## Prompt
Quote the records in full and leave their pictures out.

[Start of Material for the task]

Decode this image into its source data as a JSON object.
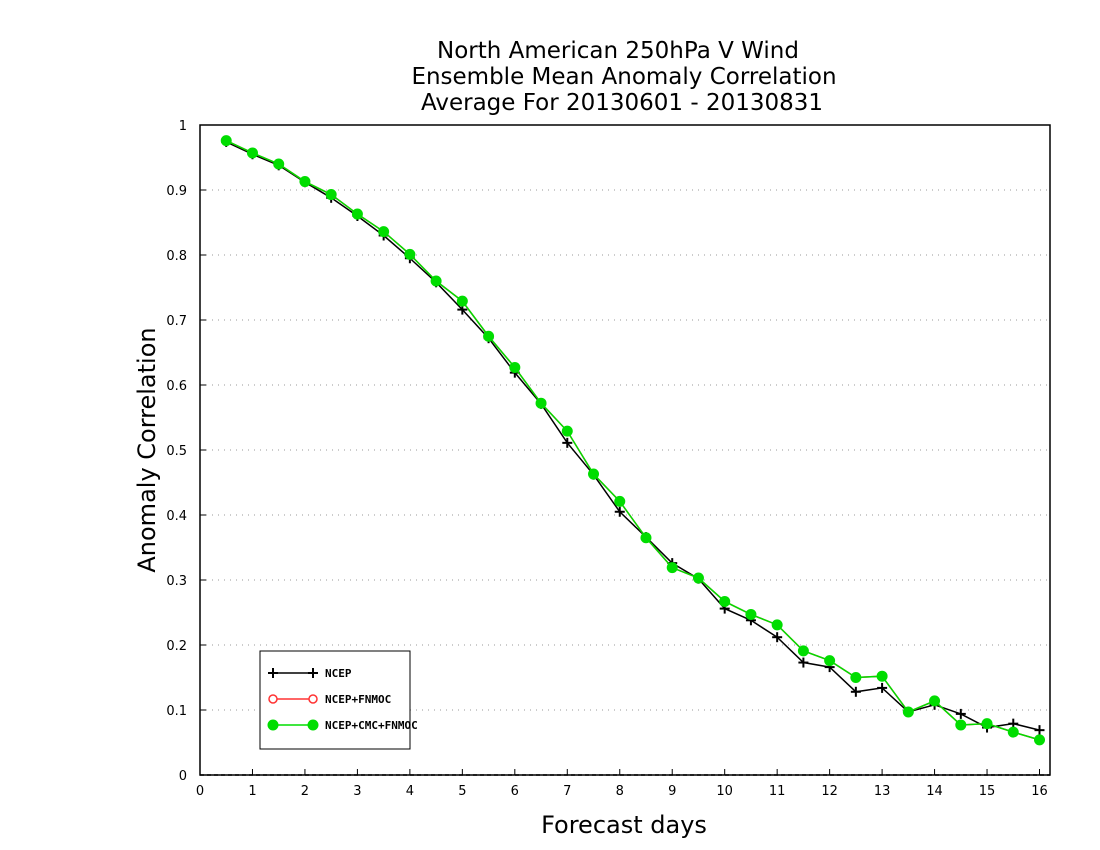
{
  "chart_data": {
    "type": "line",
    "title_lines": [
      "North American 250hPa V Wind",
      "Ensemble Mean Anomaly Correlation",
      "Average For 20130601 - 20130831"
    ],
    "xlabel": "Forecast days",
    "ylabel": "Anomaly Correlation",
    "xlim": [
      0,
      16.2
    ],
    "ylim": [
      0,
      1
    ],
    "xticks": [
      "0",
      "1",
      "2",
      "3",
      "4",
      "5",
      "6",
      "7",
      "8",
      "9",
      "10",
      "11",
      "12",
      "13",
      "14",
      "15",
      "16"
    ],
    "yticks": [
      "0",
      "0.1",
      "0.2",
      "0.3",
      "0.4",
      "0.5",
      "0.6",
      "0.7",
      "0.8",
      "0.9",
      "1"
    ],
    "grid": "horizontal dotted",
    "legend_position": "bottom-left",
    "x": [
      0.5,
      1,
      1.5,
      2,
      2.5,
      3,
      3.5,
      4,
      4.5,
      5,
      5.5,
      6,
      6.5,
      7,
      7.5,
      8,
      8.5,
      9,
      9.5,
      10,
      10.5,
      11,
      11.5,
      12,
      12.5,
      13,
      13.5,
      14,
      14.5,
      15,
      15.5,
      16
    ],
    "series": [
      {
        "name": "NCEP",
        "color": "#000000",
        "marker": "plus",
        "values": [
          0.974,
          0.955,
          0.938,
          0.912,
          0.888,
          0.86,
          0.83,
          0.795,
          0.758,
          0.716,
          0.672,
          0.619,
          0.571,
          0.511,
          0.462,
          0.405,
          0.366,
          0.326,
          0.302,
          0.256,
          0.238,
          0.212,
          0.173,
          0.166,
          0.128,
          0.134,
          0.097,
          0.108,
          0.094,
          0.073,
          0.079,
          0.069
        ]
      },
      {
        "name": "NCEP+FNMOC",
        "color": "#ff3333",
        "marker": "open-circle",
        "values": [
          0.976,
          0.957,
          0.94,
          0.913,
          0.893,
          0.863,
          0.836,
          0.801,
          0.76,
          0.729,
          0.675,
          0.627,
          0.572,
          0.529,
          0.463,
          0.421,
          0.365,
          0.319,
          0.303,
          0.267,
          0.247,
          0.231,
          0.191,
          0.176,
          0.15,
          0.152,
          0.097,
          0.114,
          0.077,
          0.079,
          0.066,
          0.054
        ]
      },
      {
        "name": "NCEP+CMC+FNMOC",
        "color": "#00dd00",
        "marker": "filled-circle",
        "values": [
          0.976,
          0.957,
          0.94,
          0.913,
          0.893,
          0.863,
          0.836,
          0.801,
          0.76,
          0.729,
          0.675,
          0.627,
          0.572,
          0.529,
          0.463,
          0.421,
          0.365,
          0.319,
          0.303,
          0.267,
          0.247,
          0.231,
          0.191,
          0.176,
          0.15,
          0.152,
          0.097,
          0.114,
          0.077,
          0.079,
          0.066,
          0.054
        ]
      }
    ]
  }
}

[End of Material for the task]

## Output
Decode this image into its source data as a JSON object.
{
  "chart_data": {
    "type": "line",
    "title_lines": [
      "North American 250hPa V Wind",
      "Ensemble Mean Anomaly Correlation",
      "Average For 20130601 - 20130831"
    ],
    "xlabel": "Forecast days",
    "ylabel": "Anomaly Correlation",
    "xlim": [
      0,
      16.2
    ],
    "ylim": [
      0,
      1
    ],
    "xticks": [
      "0",
      "1",
      "2",
      "3",
      "4",
      "5",
      "6",
      "7",
      "8",
      "9",
      "10",
      "11",
      "12",
      "13",
      "14",
      "15",
      "16"
    ],
    "yticks": [
      "0",
      "0.1",
      "0.2",
      "0.3",
      "0.4",
      "0.5",
      "0.6",
      "0.7",
      "0.8",
      "0.9",
      "1"
    ],
    "grid": "horizontal dotted",
    "legend_position": "bottom-left",
    "x": [
      0.5,
      1,
      1.5,
      2,
      2.5,
      3,
      3.5,
      4,
      4.5,
      5,
      5.5,
      6,
      6.5,
      7,
      7.5,
      8,
      8.5,
      9,
      9.5,
      10,
      10.5,
      11,
      11.5,
      12,
      12.5,
      13,
      13.5,
      14,
      14.5,
      15,
      15.5,
      16
    ],
    "series": [
      {
        "name": "NCEP",
        "color": "#000000",
        "marker": "plus",
        "values": [
          0.974,
          0.955,
          0.938,
          0.912,
          0.888,
          0.86,
          0.83,
          0.795,
          0.758,
          0.716,
          0.672,
          0.619,
          0.571,
          0.511,
          0.462,
          0.405,
          0.366,
          0.326,
          0.302,
          0.256,
          0.238,
          0.212,
          0.173,
          0.166,
          0.128,
          0.134,
          0.097,
          0.108,
          0.094,
          0.073,
          0.079,
          0.069
        ]
      },
      {
        "name": "NCEP+FNMOC",
        "color": "#ff3333",
        "marker": "open-circle",
        "values": [
          0.976,
          0.957,
          0.94,
          0.913,
          0.893,
          0.863,
          0.836,
          0.801,
          0.76,
          0.729,
          0.675,
          0.627,
          0.572,
          0.529,
          0.463,
          0.421,
          0.365,
          0.319,
          0.303,
          0.267,
          0.247,
          0.231,
          0.191,
          0.176,
          0.15,
          0.152,
          0.097,
          0.114,
          0.077,
          0.079,
          0.066,
          0.054
        ]
      },
      {
        "name": "NCEP+CMC+FNMOC",
        "color": "#00dd00",
        "marker": "filled-circle",
        "values": [
          0.976,
          0.957,
          0.94,
          0.913,
          0.893,
          0.863,
          0.836,
          0.801,
          0.76,
          0.729,
          0.675,
          0.627,
          0.572,
          0.529,
          0.463,
          0.421,
          0.365,
          0.319,
          0.303,
          0.267,
          0.247,
          0.231,
          0.191,
          0.176,
          0.15,
          0.152,
          0.097,
          0.114,
          0.077,
          0.079,
          0.066,
          0.054
        ]
      }
    ]
  }
}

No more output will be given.